◆ Instruction: Your task is to repeat the entries exactly. Leave the pictures out.

* begin *

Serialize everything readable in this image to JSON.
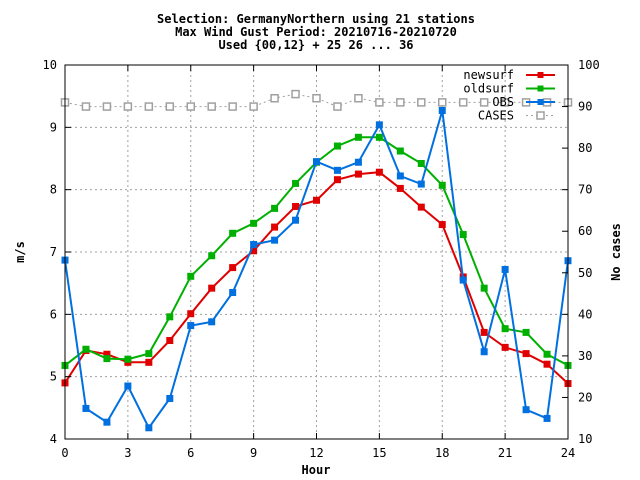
{
  "chart_data": {
    "type": "line",
    "title_lines": [
      "Selection: GermanyNorthern using    21 stations",
      "Max Wind Gust   Period: 20210716-20210720",
      "Used {00,12} + 25 26 ... 36"
    ],
    "xlabel": "Hour",
    "ylabel": "m/s",
    "y2label": "No cases",
    "xlim": [
      0,
      24
    ],
    "ylim": [
      4,
      10
    ],
    "y2lim": [
      10,
      100
    ],
    "xticks": [
      0,
      3,
      6,
      9,
      12,
      15,
      18,
      21,
      24
    ],
    "yticks": [
      4,
      5,
      6,
      7,
      8,
      9,
      10
    ],
    "y2ticks": [
      10,
      20,
      30,
      40,
      50,
      60,
      70,
      80,
      90,
      100
    ],
    "grid": true,
    "legend_position": "top-right",
    "x": [
      0,
      1,
      2,
      3,
      4,
      5,
      6,
      7,
      8,
      9,
      10,
      11,
      12,
      13,
      14,
      15,
      16,
      17,
      18,
      19,
      20,
      21,
      22,
      23,
      24
    ],
    "series": [
      {
        "name": "newsurf",
        "color": "#e00000",
        "axis": "y",
        "marker": "square",
        "dashed": false,
        "values": [
          4.9,
          5.42,
          5.36,
          5.23,
          5.23,
          5.58,
          6.01,
          6.42,
          6.75,
          7.02,
          7.4,
          7.73,
          7.83,
          8.16,
          8.25,
          8.28,
          8.02,
          7.72,
          7.44,
          6.6,
          5.71,
          5.47,
          5.37,
          5.2,
          4.89
        ]
      },
      {
        "name": "oldsurf",
        "color": "#00b000",
        "axis": "y",
        "marker": "square",
        "dashed": false,
        "values": [
          5.18,
          5.44,
          5.29,
          5.28,
          5.37,
          5.96,
          6.61,
          6.94,
          7.3,
          7.46,
          7.7,
          8.1,
          8.44,
          8.7,
          8.84,
          8.84,
          8.62,
          8.42,
          8.07,
          7.28,
          6.42,
          5.77,
          5.71,
          5.36,
          5.18
        ]
      },
      {
        "name": "OBS",
        "color": "#0070e0",
        "axis": "y",
        "marker": "square",
        "dashed": false,
        "values": [
          6.87,
          4.49,
          4.27,
          4.85,
          4.18,
          4.65,
          5.82,
          5.88,
          6.35,
          7.12,
          7.19,
          7.51,
          8.45,
          8.31,
          8.44,
          9.04,
          8.22,
          8.09,
          9.27,
          6.55,
          5.4,
          6.72,
          4.47,
          4.33,
          6.86
        ]
      },
      {
        "name": "CASES",
        "color": "#a0a0a0",
        "axis": "y2",
        "marker": "open-square",
        "dashed": true,
        "values": [
          91,
          90,
          90,
          90,
          90,
          90,
          90,
          90,
          90,
          90,
          92,
          93,
          92,
          90,
          92,
          91,
          91,
          91,
          91,
          91,
          91,
          91,
          91,
          91,
          91
        ]
      }
    ]
  }
}
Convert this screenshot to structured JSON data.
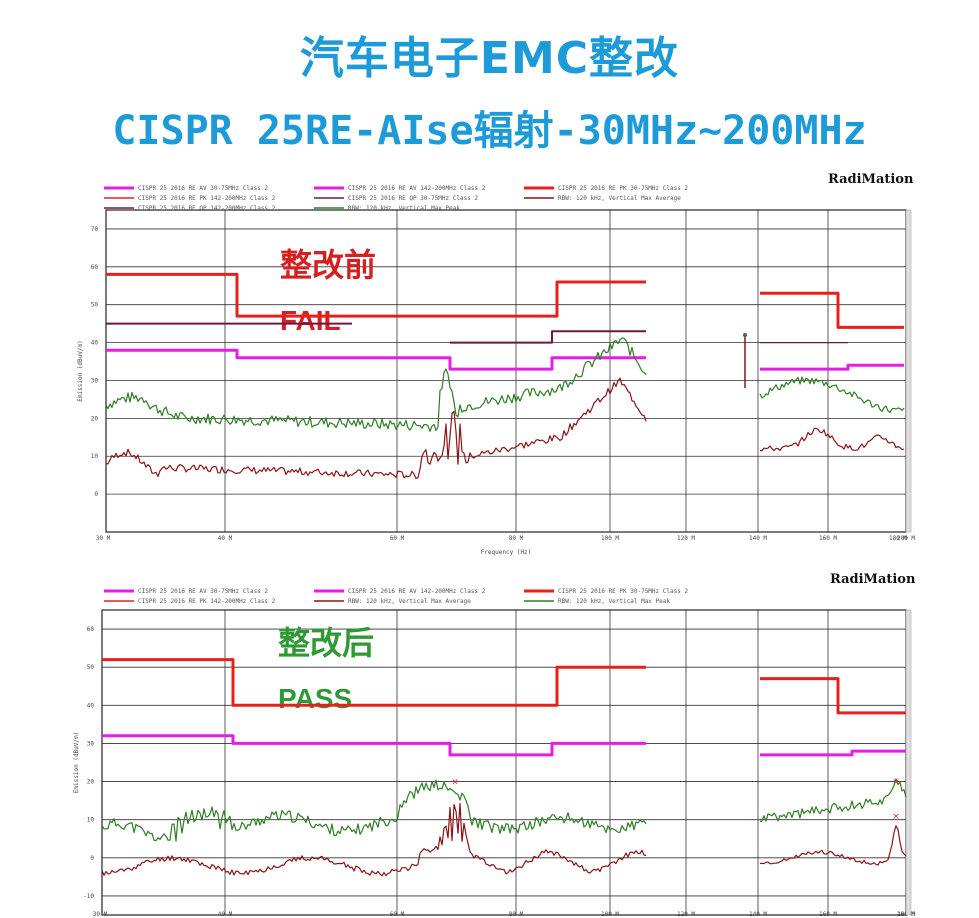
{
  "title_line1": "汽车电子EMC整改",
  "title_line2": "CISPR 25RE-AIse辐射-30MHz~200MHz",
  "colors": {
    "title": "#1d9bd8",
    "limit_peak": "#e8201c",
    "limit_avg": "#e61de6",
    "limit_qp": "#6b1a3f",
    "peak_trace": "#2e7d25",
    "avg_trace": "#8b1414",
    "fail": "#d42020",
    "pass": "#2f9a35"
  },
  "chart_data": [
    {
      "type": "line",
      "brand": "RadiMation",
      "annotation_cn": "整改前",
      "annotation_status": "FAIL",
      "xlabel": "Frequency (Hz)",
      "ylabel": "Emission (dBuV/m)",
      "x_ticks": [
        "30 M",
        "40 M",
        "60 M",
        "80 M",
        "100 M",
        "120 M",
        "140 M",
        "160 M",
        "180 M",
        "200 M"
      ],
      "y_ticks": [
        "70",
        "60",
        "50",
        "40",
        "30",
        "20",
        "10",
        "0"
      ],
      "ylim": [
        -10,
        75
      ],
      "legend": [
        {
          "label": "CISPR 25 2016 RE AV 30-75MHz Class 2",
          "color": "#e61de6"
        },
        {
          "label": "CISPR 25 2016 RE AV 142-200MHz Class 2",
          "color": "#e61de6"
        },
        {
          "label": "CISPR 25 2016 RE PK 30-75MHz Class 2",
          "color": "#e8201c"
        },
        {
          "label": "CISPR 25 2016 RE PK 142-200MHz Class 2",
          "color": "#e8201c"
        },
        {
          "label": "CISPR 25 2016 RE QP 30-75MHz Class 2",
          "color": "#6b1a3f"
        },
        {
          "label": "RBW: 120 kHz, Vertical Max Average",
          "color": "#8b1414"
        },
        {
          "label": "CISPR 25 2016 RE QP 142-200MHz Class 2",
          "color": "#6b1a3f"
        },
        {
          "label": "RBW: 120 kHz, Vertical Max Peak",
          "color": "#2e7d25"
        }
      ]
    },
    {
      "type": "line",
      "brand": "RadiMation",
      "annotation_cn": "整改后",
      "annotation_status": "PASS",
      "xlabel": "",
      "ylabel": "Emission (dBuV/m)",
      "x_ticks": [
        "30 M",
        "40 M",
        "60 M",
        "80 M",
        "100 M",
        "120 M",
        "140 M",
        "160 M",
        "180 M",
        "200 M"
      ],
      "y_ticks": [
        "60",
        "50",
        "40",
        "30",
        "20",
        "10",
        "0",
        "-10"
      ],
      "ylim": [
        -15,
        65
      ],
      "legend": [
        {
          "label": "CISPR 25 2016 RE AV 30-75MHz Class 2",
          "color": "#e61de6"
        },
        {
          "label": "CISPR 25 2016 RE AV 142-200MHz Class 2",
          "color": "#e61de6"
        },
        {
          "label": "CISPR 25 2016 RE PK 30-75MHz Class 2",
          "color": "#e8201c"
        },
        {
          "label": "CISPR 25 2016 RE PK 142-200MHz Class 2",
          "color": "#e8201c"
        },
        {
          "label": "RBW: 120 kHz, Vertical Max Average",
          "color": "#8b1414"
        },
        {
          "label": "RBW: 120 kHz, Vertical Max Peak",
          "color": "#2e7d25"
        }
      ]
    }
  ]
}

* end *

◆ Answer in full:
Serialize everything readable in this image to JSON.
{
  "chart_data": {
    "type": "line",
    "title_lines": [
      "Selection: GermanyNorthern using    21 stations",
      "Max Wind Gust   Period: 20210716-20210720",
      "Used {00,12} + 25 26 ... 36"
    ],
    "xlabel": "Hour",
    "ylabel": "m/s",
    "y2label": "No cases",
    "xlim": [
      0,
      24
    ],
    "ylim": [
      4,
      10
    ],
    "y2lim": [
      10,
      100
    ],
    "xticks": [
      0,
      3,
      6,
      9,
      12,
      15,
      18,
      21,
      24
    ],
    "yticks": [
      4,
      5,
      6,
      7,
      8,
      9,
      10
    ],
    "y2ticks": [
      10,
      20,
      30,
      40,
      50,
      60,
      70,
      80,
      90,
      100
    ],
    "grid": true,
    "legend_position": "top-right",
    "x": [
      0,
      1,
      2,
      3,
      4,
      5,
      6,
      7,
      8,
      9,
      10,
      11,
      12,
      13,
      14,
      15,
      16,
      17,
      18,
      19,
      20,
      21,
      22,
      23,
      24
    ],
    "series": [
      {
        "name": "newsurf",
        "color": "#e00000",
        "axis": "y",
        "marker": "square",
        "dashed": false,
        "values": [
          4.9,
          5.42,
          5.36,
          5.23,
          5.23,
          5.58,
          6.01,
          6.42,
          6.75,
          7.02,
          7.4,
          7.73,
          7.83,
          8.16,
          8.25,
          8.28,
          8.02,
          7.72,
          7.44,
          6.6,
          5.71,
          5.47,
          5.37,
          5.2,
          4.89
        ]
      },
      {
        "name": "oldsurf",
        "color": "#00b000",
        "axis": "y",
        "marker": "square",
        "dashed": false,
        "values": [
          5.18,
          5.44,
          5.29,
          5.28,
          5.37,
          5.96,
          6.61,
          6.94,
          7.3,
          7.46,
          7.7,
          8.1,
          8.44,
          8.7,
          8.84,
          8.84,
          8.62,
          8.42,
          8.07,
          7.28,
          6.42,
          5.77,
          5.71,
          5.36,
          5.18
        ]
      },
      {
        "name": "OBS",
        "color": "#0070e0",
        "axis": "y",
        "marker": "square",
        "dashed": false,
        "values": [
          6.87,
          4.49,
          4.27,
          4.85,
          4.18,
          4.65,
          5.82,
          5.88,
          6.35,
          7.12,
          7.19,
          7.51,
          8.45,
          8.31,
          8.44,
          9.04,
          8.22,
          8.09,
          9.27,
          6.55,
          5.4,
          6.72,
          4.47,
          4.33,
          6.86
        ]
      },
      {
        "name": "CASES",
        "color": "#a0a0a0",
        "axis": "y2",
        "marker": "open-square",
        "dashed": true,
        "values": [
          91,
          90,
          90,
          90,
          90,
          90,
          90,
          90,
          90,
          90,
          92,
          93,
          92,
          90,
          92,
          91,
          91,
          91,
          91,
          91,
          91,
          91,
          91,
          91,
          91
        ]
      }
    ]
  }
}
Convert this screenshot to structured JSON data.
{
  "title_line1": "汽车电子EMC整改",
  "title_line2": "CISPR 25RE-AIse辐射-30MHz~200MHz",
  "colors": {
    "title": "#1d9bd8",
    "limit_peak": "#e8201c",
    "limit_avg": "#e61de6",
    "limit_qp": "#6b1a3f",
    "peak_trace": "#2e7d25",
    "avg_trace": "#8b1414",
    "fail": "#d42020",
    "pass": "#2f9a35"
  },
  "chart_data": [
    {
      "type": "line",
      "brand": "RadiMation",
      "annotation_cn": "整改前",
      "annotation_status": "FAIL",
      "xlabel": "Frequency (Hz)",
      "ylabel": "Emission (dBuV/m)",
      "x_ticks": [
        "30 M",
        "40 M",
        "60 M",
        "80 M",
        "100 M",
        "120 M",
        "140 M",
        "160 M",
        "180 M",
        "200 M"
      ],
      "y_ticks": [
        "70",
        "60",
        "50",
        "40",
        "30",
        "20",
        "10",
        "0"
      ],
      "ylim": [
        -10,
        75
      ],
      "legend": [
        {
          "label": "CISPR 25 2016 RE AV 30-75MHz Class 2",
          "color": "#e61de6"
        },
        {
          "label": "CISPR 25 2016 RE AV 142-200MHz Class 2",
          "color": "#e61de6"
        },
        {
          "label": "CISPR 25 2016 RE PK 30-75MHz Class 2",
          "color": "#e8201c"
        },
        {
          "label": "CISPR 25 2016 RE PK 142-200MHz Class 2",
          "color": "#e8201c"
        },
        {
          "label": "CISPR 25 2016 RE QP 30-75MHz Class 2",
          "color": "#6b1a3f"
        },
        {
          "label": "RBW: 120 kHz, Vertical Max Average",
          "color": "#8b1414"
        },
        {
          "label": "CISPR 25 2016 RE QP 142-200MHz Class 2",
          "color": "#6b1a3f"
        },
        {
          "label": "RBW: 120 kHz, Vertical Max Peak",
          "color": "#2e7d25"
        }
      ]
    },
    {
      "type": "line",
      "brand": "RadiMation",
      "annotation_cn": "整改后",
      "annotation_status": "PASS",
      "xlabel": "",
      "ylabel": "Emission (dBuV/m)",
      "x_ticks": [
        "30 M",
        "40 M",
        "60 M",
        "80 M",
        "100 M",
        "120 M",
        "140 M",
        "160 M",
        "180 M",
        "200 M"
      ],
      "y_ticks": [
        "60",
        "50",
        "40",
        "30",
        "20",
        "10",
        "0",
        "-10"
      ],
      "ylim": [
        -15,
        65
      ],
      "legend": [
        {
          "label": "CISPR 25 2016 RE AV 30-75MHz Class 2",
          "color": "#e61de6"
        },
        {
          "label": "CISPR 25 2016 RE AV 142-200MHz Class 2",
          "color": "#e61de6"
        },
        {
          "label": "CISPR 25 2016 RE PK 30-75MHz Class 2",
          "color": "#e8201c"
        },
        {
          "label": "CISPR 25 2016 RE PK 142-200MHz Class 2",
          "color": "#e8201c"
        },
        {
          "label": "RBW: 120 kHz, Vertical Max Average",
          "color": "#8b1414"
        },
        {
          "label": "RBW: 120 kHz, Vertical Max Peak",
          "color": "#2e7d25"
        }
      ]
    }
  ]
}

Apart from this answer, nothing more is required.